***** Records to process
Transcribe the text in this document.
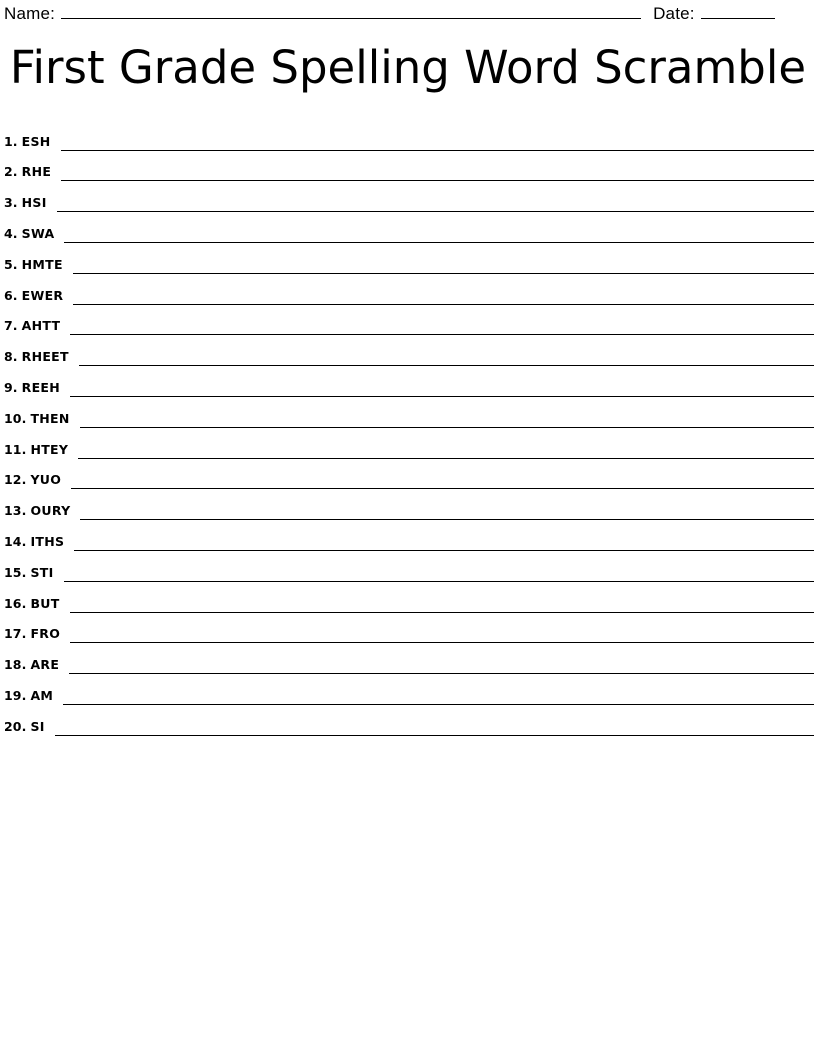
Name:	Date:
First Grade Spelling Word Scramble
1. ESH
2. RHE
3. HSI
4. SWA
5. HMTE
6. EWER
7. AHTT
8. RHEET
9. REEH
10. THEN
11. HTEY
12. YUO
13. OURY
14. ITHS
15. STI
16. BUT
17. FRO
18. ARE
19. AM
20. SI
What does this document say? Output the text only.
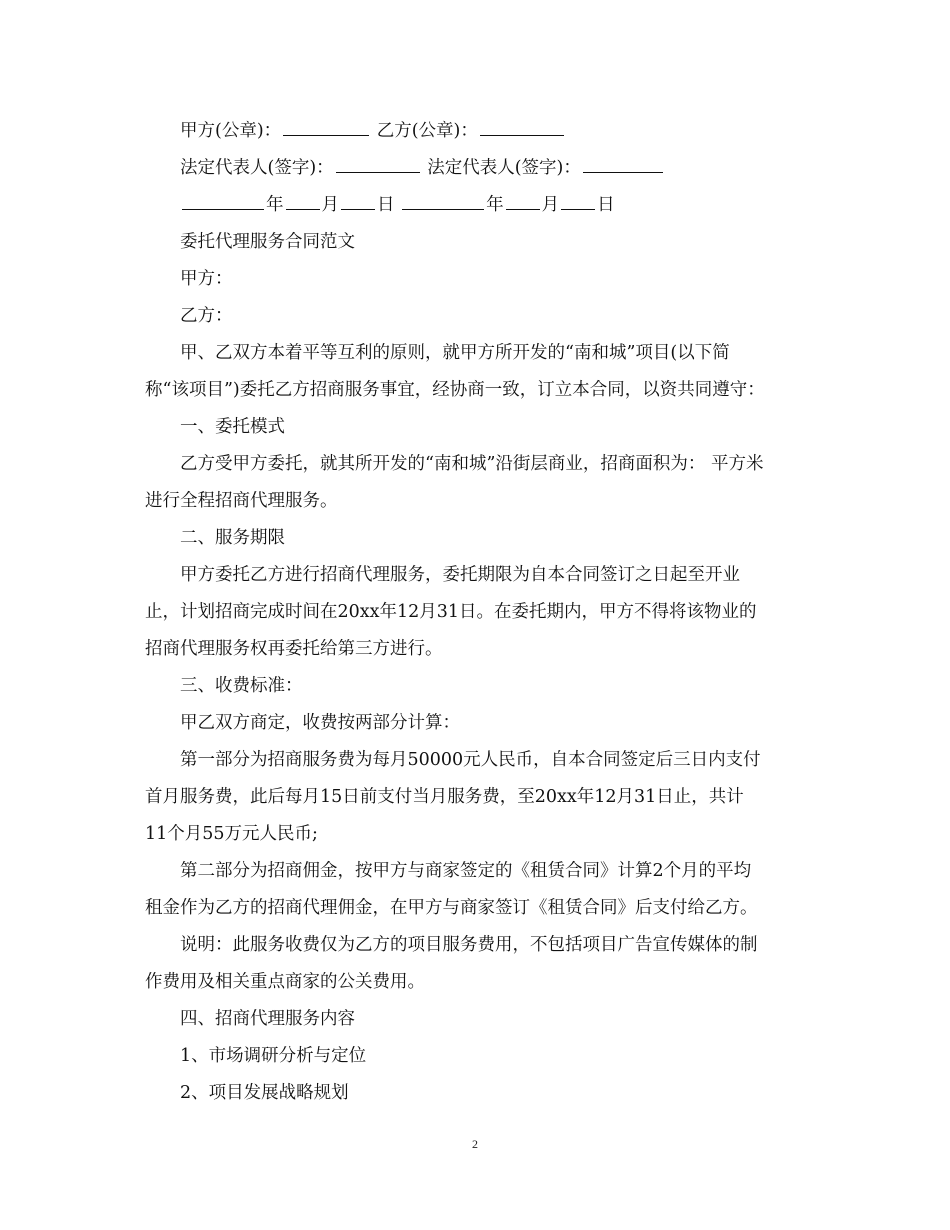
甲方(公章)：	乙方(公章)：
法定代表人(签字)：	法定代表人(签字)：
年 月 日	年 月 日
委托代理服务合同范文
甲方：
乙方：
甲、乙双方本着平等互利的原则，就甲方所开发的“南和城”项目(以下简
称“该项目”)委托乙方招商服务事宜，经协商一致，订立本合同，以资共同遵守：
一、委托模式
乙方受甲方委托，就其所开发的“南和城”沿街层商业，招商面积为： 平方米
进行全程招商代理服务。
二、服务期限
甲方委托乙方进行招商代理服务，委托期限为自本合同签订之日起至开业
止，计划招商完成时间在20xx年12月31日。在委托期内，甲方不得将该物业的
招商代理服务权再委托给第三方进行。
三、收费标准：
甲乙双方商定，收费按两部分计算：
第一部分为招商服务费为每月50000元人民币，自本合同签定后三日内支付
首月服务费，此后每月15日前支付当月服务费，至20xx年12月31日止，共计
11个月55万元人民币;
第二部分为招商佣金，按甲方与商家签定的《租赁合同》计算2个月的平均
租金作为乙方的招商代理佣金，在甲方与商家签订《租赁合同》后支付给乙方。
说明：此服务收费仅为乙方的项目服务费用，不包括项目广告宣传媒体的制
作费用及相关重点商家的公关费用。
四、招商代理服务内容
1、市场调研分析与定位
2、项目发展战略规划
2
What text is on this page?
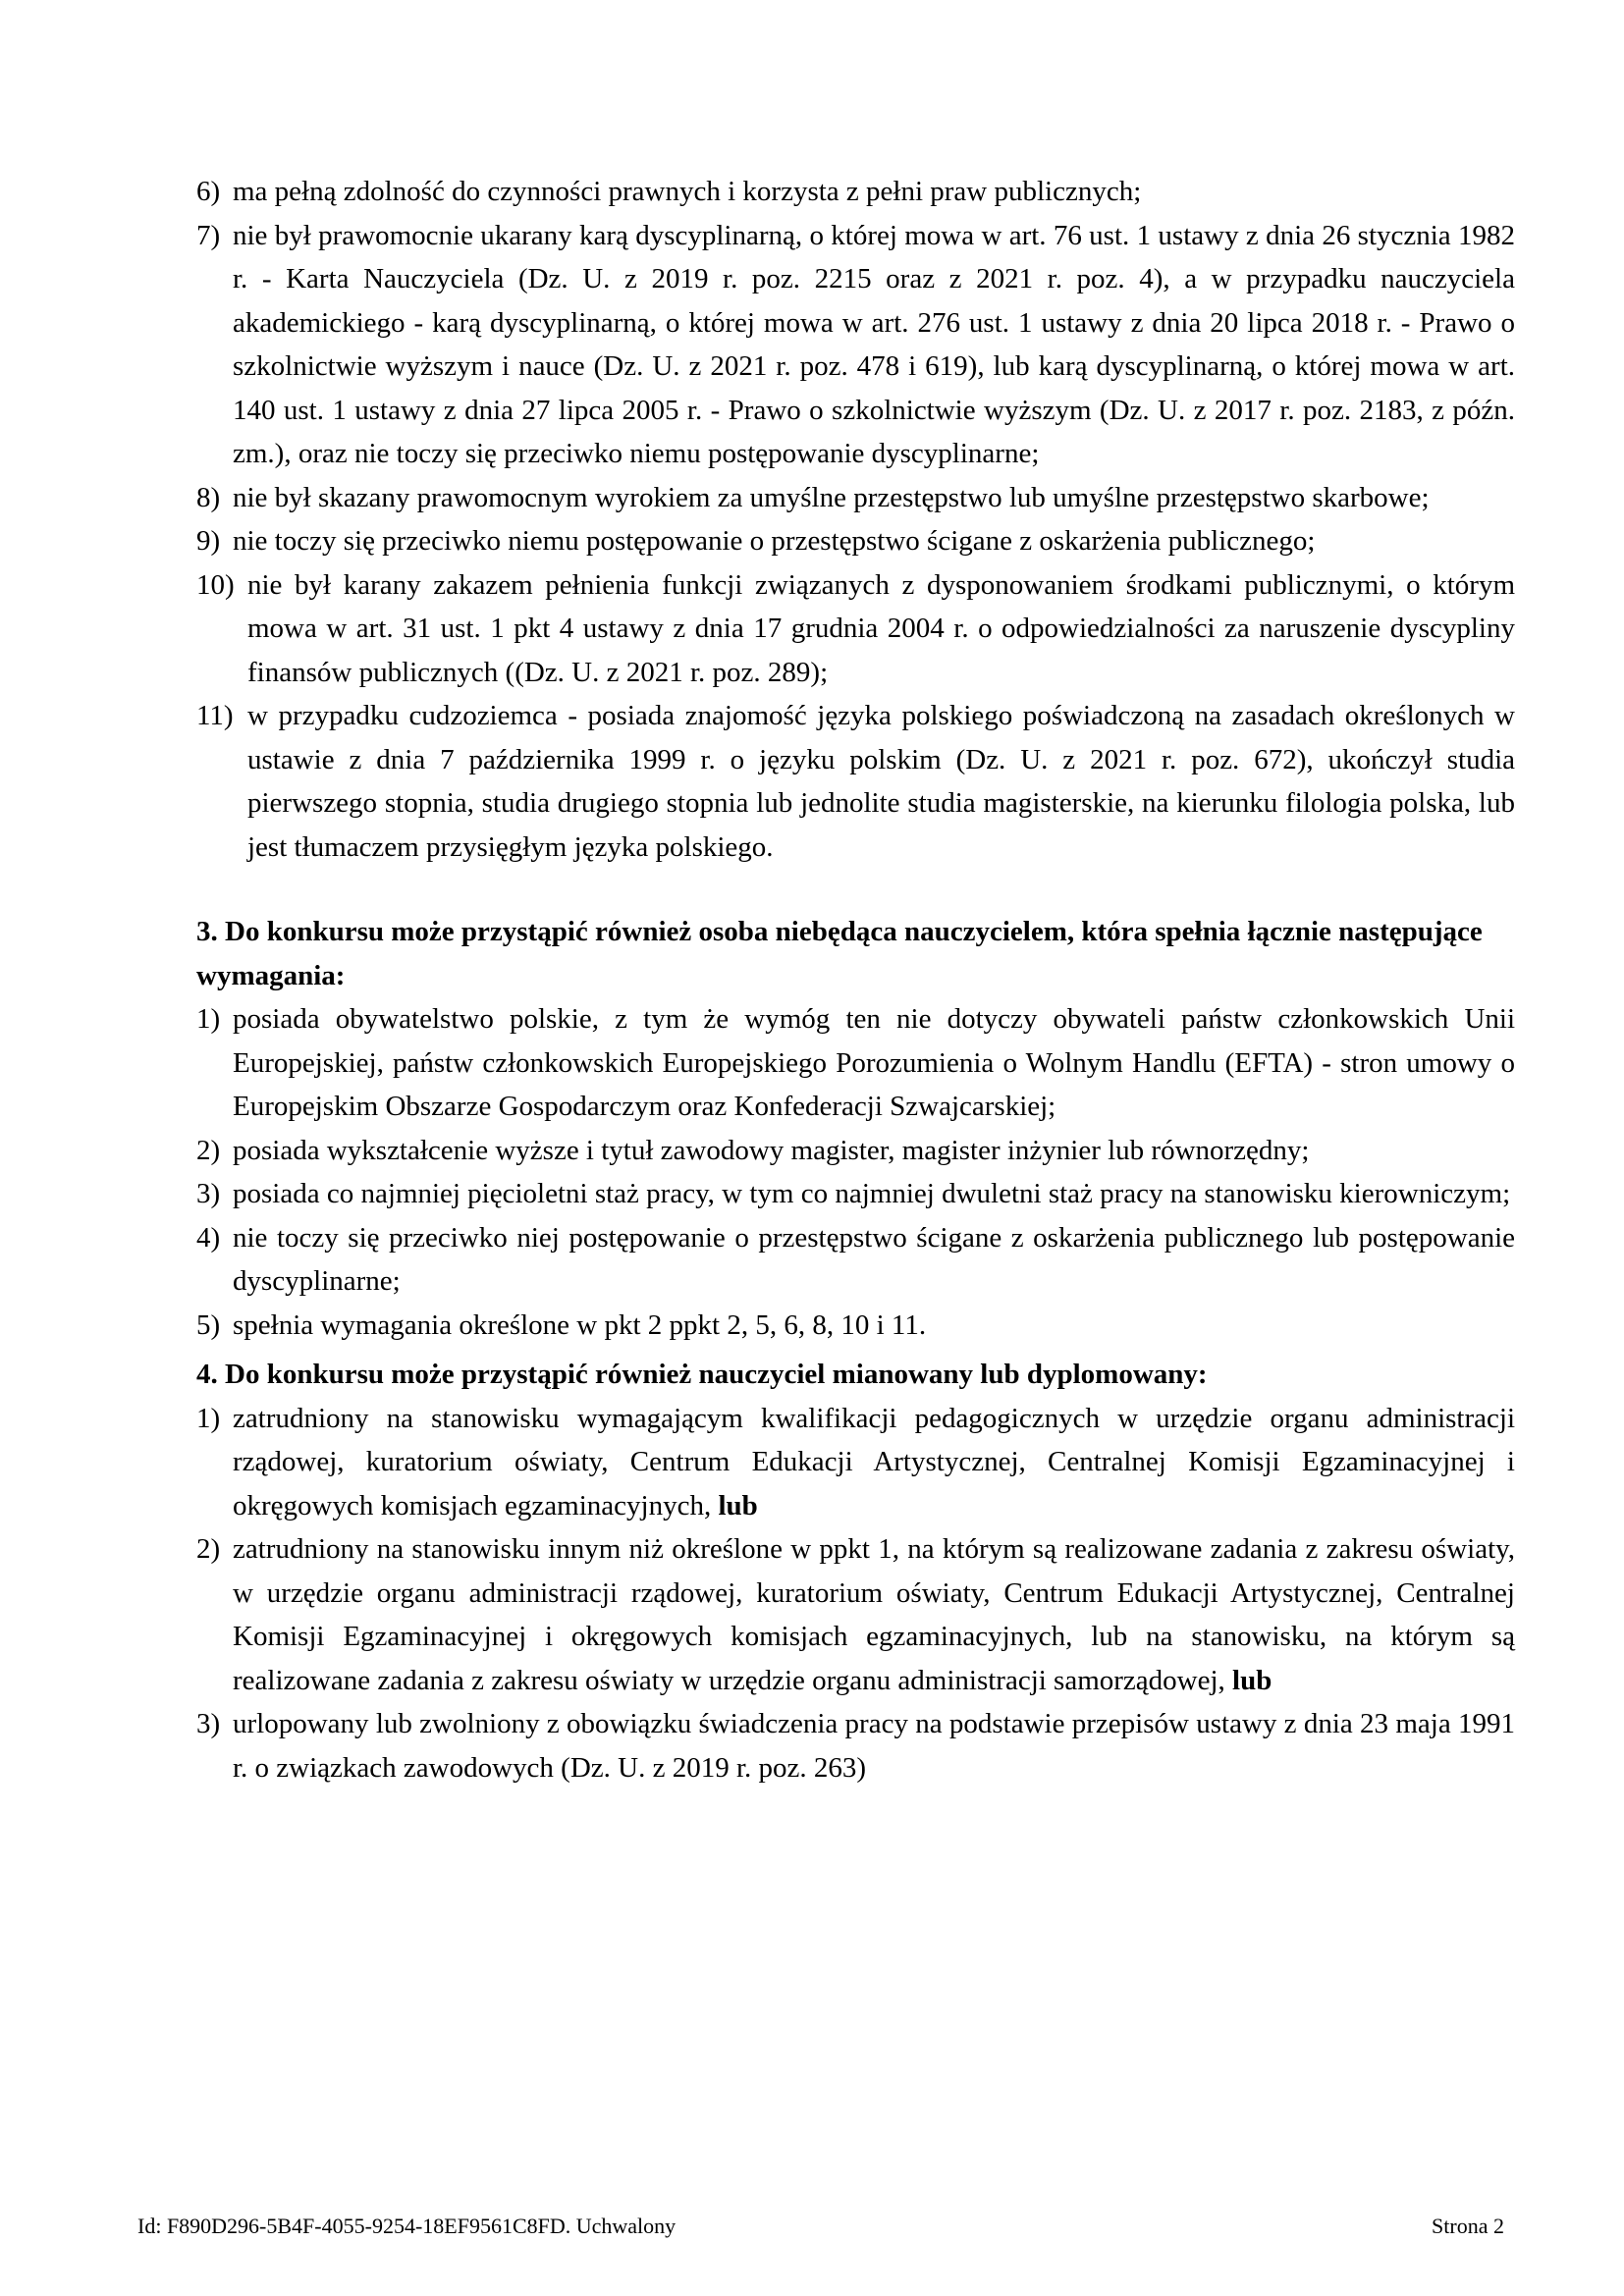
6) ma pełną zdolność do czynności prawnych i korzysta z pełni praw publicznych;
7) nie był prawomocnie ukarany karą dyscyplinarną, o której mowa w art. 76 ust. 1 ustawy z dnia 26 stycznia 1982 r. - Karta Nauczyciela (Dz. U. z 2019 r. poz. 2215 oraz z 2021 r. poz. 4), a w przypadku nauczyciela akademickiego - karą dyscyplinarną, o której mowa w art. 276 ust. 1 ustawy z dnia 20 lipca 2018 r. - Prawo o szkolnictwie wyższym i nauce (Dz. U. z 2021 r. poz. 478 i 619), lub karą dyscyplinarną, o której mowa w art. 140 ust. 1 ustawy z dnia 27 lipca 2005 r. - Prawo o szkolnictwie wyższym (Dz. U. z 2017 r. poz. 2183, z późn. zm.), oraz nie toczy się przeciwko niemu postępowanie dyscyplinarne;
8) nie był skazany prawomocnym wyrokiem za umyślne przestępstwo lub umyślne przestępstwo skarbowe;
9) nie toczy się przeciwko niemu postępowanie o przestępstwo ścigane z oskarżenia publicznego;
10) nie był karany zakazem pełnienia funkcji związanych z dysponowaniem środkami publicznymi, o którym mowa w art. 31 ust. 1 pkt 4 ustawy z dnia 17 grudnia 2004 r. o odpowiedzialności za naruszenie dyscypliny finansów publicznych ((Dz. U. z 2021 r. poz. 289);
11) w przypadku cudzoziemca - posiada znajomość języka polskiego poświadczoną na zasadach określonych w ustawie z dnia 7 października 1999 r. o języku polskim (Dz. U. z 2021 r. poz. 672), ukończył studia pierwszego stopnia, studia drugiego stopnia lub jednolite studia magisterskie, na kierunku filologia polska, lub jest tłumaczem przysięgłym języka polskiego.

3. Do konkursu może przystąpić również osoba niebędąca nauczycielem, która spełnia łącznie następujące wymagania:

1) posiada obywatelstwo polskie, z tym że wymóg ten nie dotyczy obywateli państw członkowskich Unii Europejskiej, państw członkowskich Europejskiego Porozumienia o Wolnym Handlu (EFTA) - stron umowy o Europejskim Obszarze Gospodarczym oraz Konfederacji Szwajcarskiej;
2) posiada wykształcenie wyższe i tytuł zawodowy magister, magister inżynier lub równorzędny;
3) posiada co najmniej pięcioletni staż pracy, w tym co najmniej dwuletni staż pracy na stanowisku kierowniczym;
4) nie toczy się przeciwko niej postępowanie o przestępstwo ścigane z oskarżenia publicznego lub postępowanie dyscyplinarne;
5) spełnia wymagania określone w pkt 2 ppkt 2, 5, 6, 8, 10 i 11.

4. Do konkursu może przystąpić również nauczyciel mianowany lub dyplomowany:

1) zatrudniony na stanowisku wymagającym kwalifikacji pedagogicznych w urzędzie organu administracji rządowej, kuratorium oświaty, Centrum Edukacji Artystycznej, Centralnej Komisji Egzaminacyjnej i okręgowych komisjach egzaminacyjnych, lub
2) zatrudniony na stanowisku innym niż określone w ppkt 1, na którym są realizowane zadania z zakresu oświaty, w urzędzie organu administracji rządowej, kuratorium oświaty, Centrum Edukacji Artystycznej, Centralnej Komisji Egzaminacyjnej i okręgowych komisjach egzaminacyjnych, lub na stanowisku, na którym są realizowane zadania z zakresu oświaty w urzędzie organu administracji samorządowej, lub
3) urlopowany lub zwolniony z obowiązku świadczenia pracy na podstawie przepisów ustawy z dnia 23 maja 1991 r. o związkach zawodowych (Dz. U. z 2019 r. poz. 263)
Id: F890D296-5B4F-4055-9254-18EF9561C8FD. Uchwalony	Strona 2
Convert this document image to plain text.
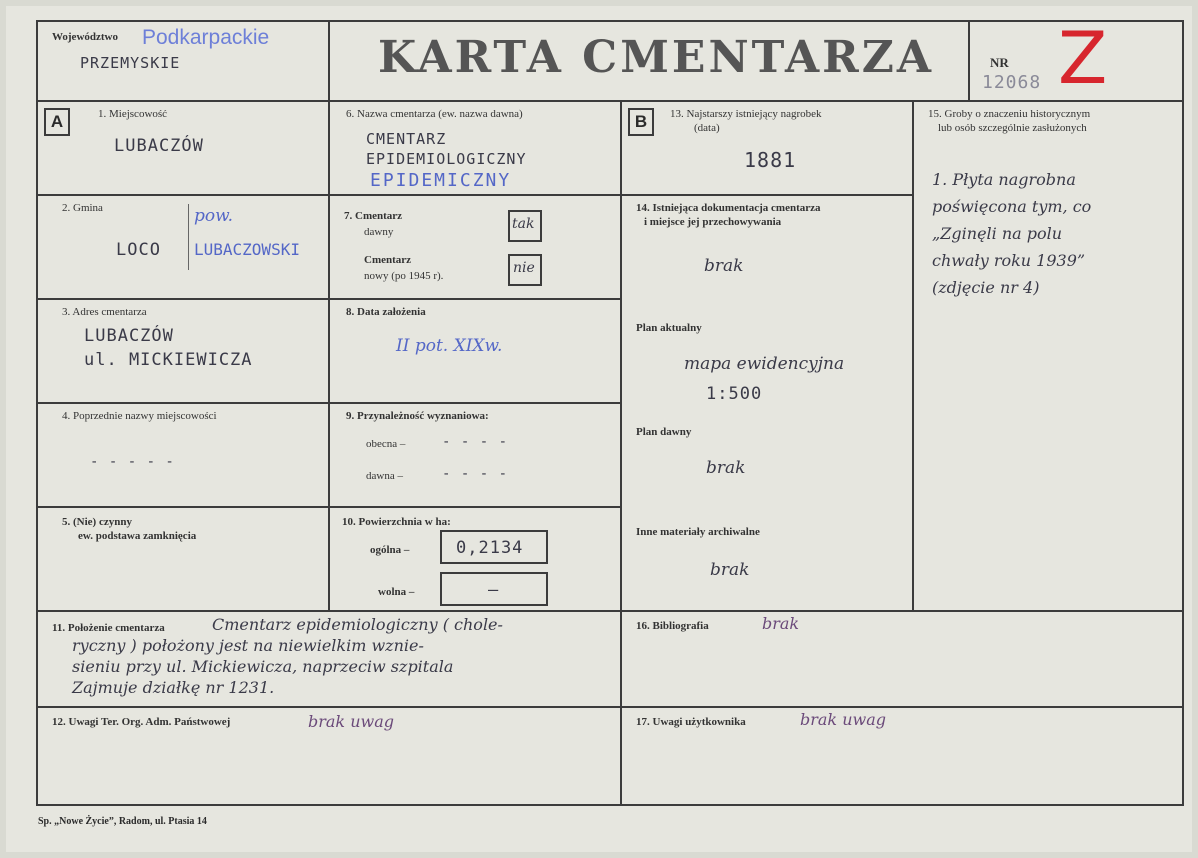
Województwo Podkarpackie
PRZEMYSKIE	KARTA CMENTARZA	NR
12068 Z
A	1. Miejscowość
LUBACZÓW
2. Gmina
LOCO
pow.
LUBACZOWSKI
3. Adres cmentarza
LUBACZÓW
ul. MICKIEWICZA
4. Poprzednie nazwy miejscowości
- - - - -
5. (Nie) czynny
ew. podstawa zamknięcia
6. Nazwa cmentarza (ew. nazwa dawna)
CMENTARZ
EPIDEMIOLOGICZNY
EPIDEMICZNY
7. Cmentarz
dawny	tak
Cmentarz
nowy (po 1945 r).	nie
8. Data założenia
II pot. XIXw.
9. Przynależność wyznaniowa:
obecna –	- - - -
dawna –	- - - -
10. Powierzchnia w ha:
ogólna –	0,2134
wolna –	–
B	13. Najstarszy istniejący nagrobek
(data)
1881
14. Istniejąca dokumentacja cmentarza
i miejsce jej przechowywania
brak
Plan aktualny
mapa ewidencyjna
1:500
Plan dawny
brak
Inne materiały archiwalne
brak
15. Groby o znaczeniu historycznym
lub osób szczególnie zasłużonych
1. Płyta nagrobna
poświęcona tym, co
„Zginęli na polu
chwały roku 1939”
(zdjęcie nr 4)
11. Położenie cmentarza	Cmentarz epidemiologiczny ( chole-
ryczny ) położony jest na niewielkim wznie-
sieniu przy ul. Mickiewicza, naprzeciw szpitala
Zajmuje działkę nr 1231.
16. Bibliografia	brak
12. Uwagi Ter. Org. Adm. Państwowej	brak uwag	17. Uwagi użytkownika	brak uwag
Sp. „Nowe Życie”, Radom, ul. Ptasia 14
**********
## Your objective
Report how many lines in the listing above include the word "租赁合同". Give nothing but the number.

## Output for this task
2